* Rows from a layout dataset:
· · · · · · ·
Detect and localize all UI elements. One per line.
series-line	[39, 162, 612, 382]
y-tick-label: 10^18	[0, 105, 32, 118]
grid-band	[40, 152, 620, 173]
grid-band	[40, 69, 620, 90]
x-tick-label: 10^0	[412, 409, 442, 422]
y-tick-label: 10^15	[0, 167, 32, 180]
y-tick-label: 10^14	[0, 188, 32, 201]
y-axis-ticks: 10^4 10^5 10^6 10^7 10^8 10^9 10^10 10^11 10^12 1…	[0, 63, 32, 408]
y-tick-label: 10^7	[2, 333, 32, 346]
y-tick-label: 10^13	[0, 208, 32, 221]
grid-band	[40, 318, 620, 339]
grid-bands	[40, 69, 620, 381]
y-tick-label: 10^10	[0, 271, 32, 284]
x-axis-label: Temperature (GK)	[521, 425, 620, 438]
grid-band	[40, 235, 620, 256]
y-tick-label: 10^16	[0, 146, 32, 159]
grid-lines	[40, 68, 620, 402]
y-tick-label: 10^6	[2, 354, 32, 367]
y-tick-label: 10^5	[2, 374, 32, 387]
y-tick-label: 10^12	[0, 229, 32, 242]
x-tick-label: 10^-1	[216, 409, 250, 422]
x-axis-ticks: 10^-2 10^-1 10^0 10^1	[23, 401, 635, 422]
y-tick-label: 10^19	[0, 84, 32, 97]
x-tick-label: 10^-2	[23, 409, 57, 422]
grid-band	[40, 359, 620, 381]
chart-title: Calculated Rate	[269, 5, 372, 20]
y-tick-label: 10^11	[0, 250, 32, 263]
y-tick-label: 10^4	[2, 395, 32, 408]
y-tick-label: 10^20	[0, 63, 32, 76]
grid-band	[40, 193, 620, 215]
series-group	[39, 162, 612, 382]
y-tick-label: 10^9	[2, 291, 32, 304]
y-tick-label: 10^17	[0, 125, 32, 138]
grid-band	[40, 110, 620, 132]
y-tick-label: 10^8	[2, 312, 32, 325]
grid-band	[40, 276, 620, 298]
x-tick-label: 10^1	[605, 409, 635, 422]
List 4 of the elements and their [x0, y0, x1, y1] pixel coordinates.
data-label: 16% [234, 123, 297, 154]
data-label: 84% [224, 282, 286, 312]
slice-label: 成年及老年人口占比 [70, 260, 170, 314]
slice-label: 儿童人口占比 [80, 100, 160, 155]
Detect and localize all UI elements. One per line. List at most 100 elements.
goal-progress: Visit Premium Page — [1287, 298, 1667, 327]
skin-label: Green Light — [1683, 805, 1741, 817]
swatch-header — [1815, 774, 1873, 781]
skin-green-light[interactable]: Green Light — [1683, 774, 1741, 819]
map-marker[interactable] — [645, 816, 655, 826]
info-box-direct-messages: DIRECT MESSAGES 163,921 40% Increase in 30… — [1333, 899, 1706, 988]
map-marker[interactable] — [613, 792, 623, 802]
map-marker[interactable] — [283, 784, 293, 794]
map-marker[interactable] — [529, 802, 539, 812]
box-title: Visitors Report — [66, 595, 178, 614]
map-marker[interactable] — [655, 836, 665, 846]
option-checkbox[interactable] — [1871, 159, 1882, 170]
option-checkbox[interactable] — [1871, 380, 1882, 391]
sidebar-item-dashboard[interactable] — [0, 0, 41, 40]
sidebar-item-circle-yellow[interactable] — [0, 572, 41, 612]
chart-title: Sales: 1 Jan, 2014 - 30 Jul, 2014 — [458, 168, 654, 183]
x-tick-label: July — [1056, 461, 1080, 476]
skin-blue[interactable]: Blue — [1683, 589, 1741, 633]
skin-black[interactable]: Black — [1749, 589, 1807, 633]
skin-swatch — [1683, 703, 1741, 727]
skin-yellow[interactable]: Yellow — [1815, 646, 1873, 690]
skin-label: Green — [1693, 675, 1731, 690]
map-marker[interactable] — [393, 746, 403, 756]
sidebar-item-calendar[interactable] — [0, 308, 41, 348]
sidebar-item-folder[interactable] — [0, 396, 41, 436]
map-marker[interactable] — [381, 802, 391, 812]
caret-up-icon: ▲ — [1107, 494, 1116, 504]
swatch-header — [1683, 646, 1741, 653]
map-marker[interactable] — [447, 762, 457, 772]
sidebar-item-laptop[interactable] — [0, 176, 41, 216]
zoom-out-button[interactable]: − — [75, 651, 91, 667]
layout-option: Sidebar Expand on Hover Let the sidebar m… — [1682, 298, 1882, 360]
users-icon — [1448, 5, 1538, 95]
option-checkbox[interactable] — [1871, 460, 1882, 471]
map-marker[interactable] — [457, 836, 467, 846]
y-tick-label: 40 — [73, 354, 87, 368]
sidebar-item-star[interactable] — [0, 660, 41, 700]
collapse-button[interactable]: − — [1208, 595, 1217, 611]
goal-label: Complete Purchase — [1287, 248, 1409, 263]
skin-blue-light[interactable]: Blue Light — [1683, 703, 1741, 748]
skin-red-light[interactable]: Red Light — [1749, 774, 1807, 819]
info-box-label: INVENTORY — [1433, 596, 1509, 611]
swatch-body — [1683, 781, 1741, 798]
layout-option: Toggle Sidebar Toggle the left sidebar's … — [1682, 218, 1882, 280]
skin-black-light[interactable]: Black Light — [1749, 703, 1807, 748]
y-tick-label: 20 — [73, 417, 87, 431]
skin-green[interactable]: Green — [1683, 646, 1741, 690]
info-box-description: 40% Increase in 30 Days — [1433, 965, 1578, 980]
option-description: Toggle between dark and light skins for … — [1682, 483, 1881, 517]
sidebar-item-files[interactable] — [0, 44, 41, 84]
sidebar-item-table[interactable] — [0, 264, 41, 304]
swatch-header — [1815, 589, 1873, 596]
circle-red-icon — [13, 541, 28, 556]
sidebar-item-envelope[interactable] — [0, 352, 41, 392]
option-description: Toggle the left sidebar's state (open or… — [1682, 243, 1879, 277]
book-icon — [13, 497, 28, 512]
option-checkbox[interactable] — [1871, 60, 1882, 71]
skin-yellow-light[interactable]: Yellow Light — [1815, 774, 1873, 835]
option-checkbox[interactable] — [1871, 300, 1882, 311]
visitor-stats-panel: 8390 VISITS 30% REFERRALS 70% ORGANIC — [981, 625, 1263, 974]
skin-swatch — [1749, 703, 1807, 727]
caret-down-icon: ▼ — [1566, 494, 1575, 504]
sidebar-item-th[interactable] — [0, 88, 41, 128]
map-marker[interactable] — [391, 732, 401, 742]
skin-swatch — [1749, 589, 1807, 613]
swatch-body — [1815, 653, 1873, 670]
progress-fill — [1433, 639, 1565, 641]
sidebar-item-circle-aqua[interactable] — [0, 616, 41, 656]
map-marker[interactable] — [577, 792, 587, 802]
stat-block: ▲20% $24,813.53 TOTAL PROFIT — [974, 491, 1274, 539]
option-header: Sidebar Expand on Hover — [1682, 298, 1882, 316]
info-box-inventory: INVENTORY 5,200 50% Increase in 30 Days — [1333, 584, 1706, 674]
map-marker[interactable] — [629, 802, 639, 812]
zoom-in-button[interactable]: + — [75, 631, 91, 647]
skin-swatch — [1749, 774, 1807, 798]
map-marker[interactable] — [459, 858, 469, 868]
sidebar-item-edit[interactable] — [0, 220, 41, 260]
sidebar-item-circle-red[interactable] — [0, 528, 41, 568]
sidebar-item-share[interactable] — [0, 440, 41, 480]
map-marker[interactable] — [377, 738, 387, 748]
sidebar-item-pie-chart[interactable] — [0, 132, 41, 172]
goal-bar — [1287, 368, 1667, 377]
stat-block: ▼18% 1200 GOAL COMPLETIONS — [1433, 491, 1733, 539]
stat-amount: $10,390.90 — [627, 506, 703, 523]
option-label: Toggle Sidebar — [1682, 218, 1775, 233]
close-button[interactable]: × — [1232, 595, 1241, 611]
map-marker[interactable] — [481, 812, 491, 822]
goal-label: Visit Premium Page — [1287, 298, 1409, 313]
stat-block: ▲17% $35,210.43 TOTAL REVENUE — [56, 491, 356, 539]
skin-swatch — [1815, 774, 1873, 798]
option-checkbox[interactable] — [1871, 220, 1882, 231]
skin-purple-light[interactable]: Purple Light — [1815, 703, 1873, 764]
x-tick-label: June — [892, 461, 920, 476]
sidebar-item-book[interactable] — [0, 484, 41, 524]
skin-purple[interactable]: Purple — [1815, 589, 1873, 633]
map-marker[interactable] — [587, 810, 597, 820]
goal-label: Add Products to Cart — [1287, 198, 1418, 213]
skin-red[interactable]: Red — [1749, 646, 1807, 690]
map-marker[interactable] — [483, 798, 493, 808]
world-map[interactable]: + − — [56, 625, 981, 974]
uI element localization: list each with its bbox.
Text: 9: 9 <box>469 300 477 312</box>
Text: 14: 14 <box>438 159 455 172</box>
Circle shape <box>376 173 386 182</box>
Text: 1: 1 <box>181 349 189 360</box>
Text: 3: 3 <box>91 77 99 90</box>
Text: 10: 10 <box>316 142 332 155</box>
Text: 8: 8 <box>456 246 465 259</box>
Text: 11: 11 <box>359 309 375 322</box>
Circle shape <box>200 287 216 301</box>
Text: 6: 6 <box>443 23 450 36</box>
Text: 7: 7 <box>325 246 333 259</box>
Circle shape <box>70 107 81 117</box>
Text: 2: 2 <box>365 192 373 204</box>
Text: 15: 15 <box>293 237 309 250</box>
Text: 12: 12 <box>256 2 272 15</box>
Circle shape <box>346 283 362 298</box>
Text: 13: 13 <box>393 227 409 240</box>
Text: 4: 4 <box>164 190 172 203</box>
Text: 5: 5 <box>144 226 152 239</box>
· · · · · · ·
Please tally the lines in the records above that contain the string "shape". Reply with the number alone.

4